### Set problem
Quote the listing below in full and exactly as written, but omit every picture.

### Dataset records

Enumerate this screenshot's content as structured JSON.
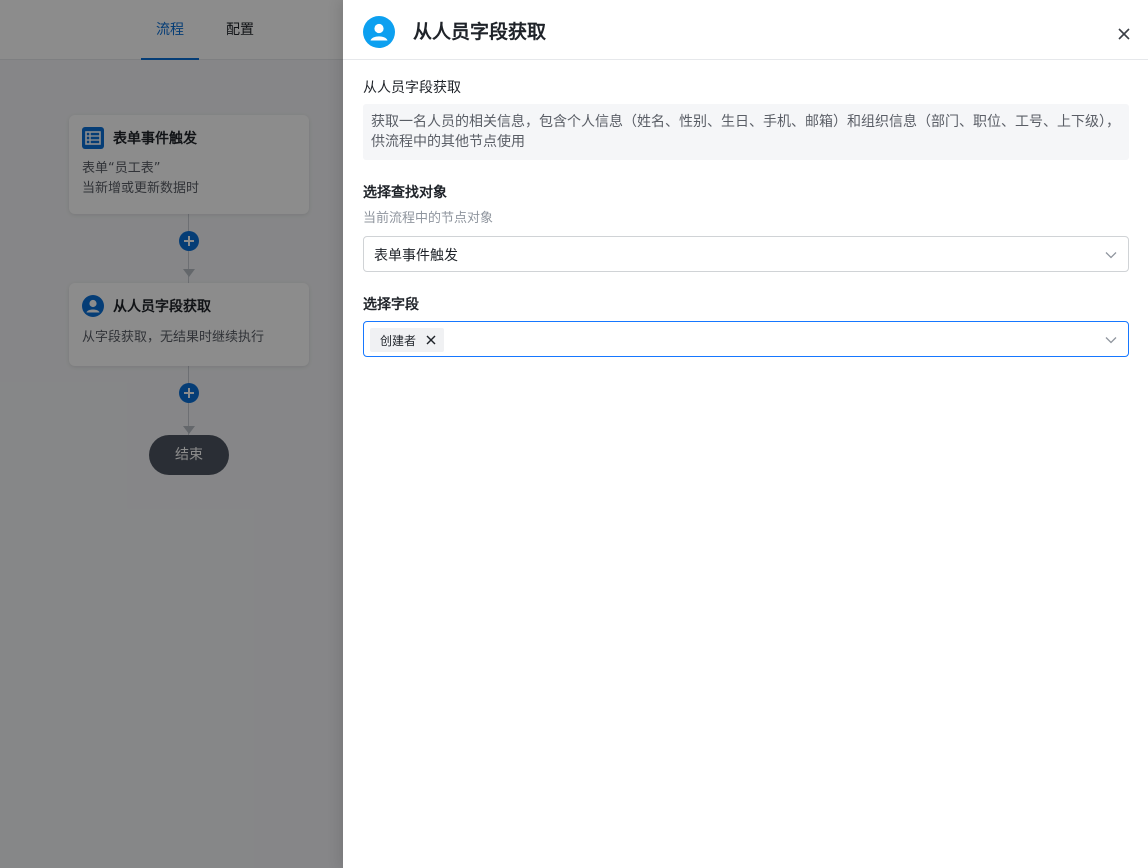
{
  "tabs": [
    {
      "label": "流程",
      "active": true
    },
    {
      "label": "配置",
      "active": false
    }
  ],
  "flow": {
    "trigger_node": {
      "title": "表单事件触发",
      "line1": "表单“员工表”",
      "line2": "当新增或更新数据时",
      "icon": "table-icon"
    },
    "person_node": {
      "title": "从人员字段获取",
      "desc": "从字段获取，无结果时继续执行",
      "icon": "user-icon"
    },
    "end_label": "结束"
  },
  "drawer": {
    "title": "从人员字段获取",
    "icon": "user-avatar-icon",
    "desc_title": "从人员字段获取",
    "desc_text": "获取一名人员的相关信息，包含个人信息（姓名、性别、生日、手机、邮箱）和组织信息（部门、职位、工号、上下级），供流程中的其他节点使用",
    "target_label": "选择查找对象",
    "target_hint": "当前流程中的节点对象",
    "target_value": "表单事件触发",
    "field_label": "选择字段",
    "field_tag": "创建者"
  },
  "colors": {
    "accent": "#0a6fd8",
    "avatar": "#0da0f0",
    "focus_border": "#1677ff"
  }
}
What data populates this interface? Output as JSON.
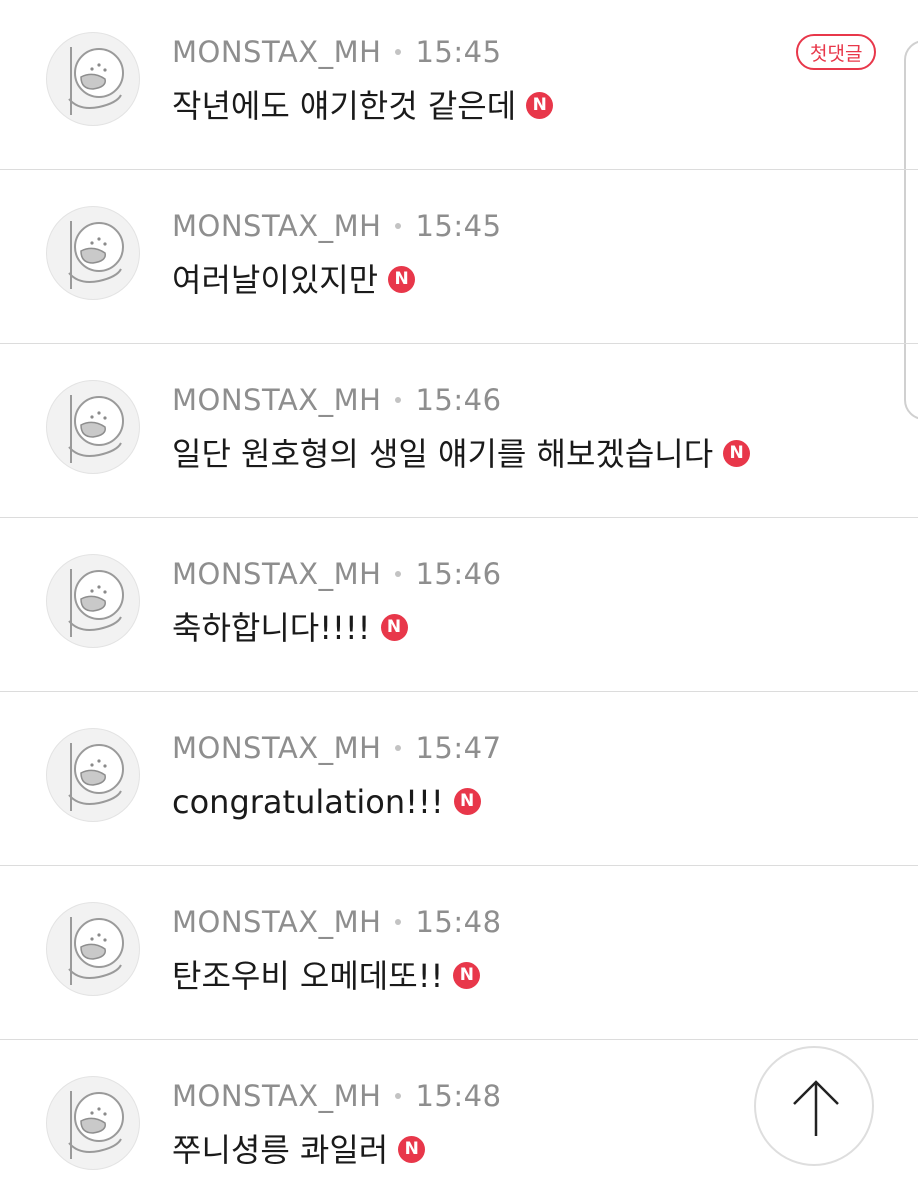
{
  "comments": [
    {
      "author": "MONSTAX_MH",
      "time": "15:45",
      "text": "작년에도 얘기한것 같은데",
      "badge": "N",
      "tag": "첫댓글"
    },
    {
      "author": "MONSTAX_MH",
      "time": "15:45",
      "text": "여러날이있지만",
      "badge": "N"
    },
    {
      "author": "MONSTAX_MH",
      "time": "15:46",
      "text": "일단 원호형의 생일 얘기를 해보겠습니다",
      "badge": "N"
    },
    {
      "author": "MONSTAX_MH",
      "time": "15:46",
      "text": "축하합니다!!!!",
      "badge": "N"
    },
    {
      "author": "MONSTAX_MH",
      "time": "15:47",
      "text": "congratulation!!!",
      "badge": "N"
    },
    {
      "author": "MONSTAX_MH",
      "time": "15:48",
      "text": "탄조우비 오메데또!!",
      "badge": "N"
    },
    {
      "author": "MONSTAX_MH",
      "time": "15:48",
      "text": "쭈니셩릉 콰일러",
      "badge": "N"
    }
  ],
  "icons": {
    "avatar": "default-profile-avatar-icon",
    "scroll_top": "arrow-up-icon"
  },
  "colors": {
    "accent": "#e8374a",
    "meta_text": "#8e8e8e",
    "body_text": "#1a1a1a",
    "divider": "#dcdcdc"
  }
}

### The output
Enumerate this screenshot's content as structured JSON.
{
  "tabs": [
    {
      "label": "流程",
      "active": true
    },
    {
      "label": "配置",
      "active": false
    }
  ],
  "flow": {
    "trigger_node": {
      "title": "表单事件触发",
      "line1": "表单“员工表”",
      "line2": "当新增或更新数据时",
      "icon": "table-icon"
    },
    "person_node": {
      "title": "从人员字段获取",
      "desc": "从字段获取，无结果时继续执行",
      "icon": "user-icon"
    },
    "end_label": "结束"
  },
  "drawer": {
    "title": "从人员字段获取",
    "icon": "user-avatar-icon",
    "desc_title": "从人员字段获取",
    "desc_text": "获取一名人员的相关信息，包含个人信息（姓名、性别、生日、手机、邮箱）和组织信息（部门、职位、工号、上下级），供流程中的其他节点使用",
    "target_label": "选择查找对象",
    "target_hint": "当前流程中的节点对象",
    "target_value": "表单事件触发",
    "field_label": "选择字段",
    "field_tag": "创建者"
  },
  "colors": {
    "accent": "#0a6fd8",
    "avatar": "#0da0f0",
    "focus_border": "#1677ff"
  }
}
What data populates this interface? Output as JSON.
{
  "comments": [
    {
      "author": "MONSTAX_MH",
      "time": "15:45",
      "text": "작년에도 얘기한것 같은데",
      "badge": "N",
      "tag": "첫댓글"
    },
    {
      "author": "MONSTAX_MH",
      "time": "15:45",
      "text": "여러날이있지만",
      "badge": "N"
    },
    {
      "author": "MONSTAX_MH",
      "time": "15:46",
      "text": "일단 원호형의 생일 얘기를 해보겠습니다",
      "badge": "N"
    },
    {
      "author": "MONSTAX_MH",
      "time": "15:46",
      "text": "축하합니다!!!!",
      "badge": "N"
    },
    {
      "author": "MONSTAX_MH",
      "time": "15:47",
      "text": "congratulation!!!",
      "badge": "N"
    },
    {
      "author": "MONSTAX_MH",
      "time": "15:48",
      "text": "탄조우비 오메데또!!",
      "badge": "N"
    },
    {
      "author": "MONSTAX_MH",
      "time": "15:48",
      "text": "쭈니셩릉 콰일러",
      "badge": "N"
    }
  ],
  "icons": {
    "avatar": "default-profile-avatar-icon",
    "scroll_top": "arrow-up-icon"
  },
  "colors": {
    "accent": "#e8374a",
    "meta_text": "#8e8e8e",
    "body_text": "#1a1a1a",
    "divider": "#dcdcdc"
  }
}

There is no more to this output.